Problem statement
Identify the lines that contain the word "this" and copy each one.

'''

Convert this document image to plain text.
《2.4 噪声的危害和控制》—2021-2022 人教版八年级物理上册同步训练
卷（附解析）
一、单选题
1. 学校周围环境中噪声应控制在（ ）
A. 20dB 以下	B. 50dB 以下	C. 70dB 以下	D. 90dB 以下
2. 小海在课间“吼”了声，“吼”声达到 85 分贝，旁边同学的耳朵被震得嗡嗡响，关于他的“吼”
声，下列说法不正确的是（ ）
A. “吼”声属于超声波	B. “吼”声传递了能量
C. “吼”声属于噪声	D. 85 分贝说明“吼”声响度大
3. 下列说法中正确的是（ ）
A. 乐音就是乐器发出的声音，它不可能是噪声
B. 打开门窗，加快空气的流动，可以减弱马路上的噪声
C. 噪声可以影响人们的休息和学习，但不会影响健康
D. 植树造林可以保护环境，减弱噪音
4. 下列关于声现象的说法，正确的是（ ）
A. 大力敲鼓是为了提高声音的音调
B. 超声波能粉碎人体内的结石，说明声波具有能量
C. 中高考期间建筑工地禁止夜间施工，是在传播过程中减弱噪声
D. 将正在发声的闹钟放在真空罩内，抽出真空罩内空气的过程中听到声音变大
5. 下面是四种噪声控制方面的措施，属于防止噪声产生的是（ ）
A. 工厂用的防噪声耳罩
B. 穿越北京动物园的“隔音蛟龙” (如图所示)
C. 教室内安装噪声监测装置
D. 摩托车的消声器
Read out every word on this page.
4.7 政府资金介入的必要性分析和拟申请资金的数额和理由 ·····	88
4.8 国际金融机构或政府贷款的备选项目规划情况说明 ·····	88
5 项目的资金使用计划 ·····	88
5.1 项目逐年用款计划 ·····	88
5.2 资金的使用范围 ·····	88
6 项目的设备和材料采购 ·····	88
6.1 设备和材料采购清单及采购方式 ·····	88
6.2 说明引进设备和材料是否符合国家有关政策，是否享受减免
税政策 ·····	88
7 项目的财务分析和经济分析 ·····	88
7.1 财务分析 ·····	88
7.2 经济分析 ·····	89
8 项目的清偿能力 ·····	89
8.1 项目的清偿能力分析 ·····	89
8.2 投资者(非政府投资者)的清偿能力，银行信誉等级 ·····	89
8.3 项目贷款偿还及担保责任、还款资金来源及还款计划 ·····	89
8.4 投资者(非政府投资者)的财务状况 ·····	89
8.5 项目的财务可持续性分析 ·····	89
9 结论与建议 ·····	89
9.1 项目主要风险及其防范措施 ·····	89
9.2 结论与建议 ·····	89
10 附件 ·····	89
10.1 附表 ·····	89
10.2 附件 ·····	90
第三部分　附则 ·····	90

'''

Answer below
Convert this document image to plain text.
Read out every word on this page.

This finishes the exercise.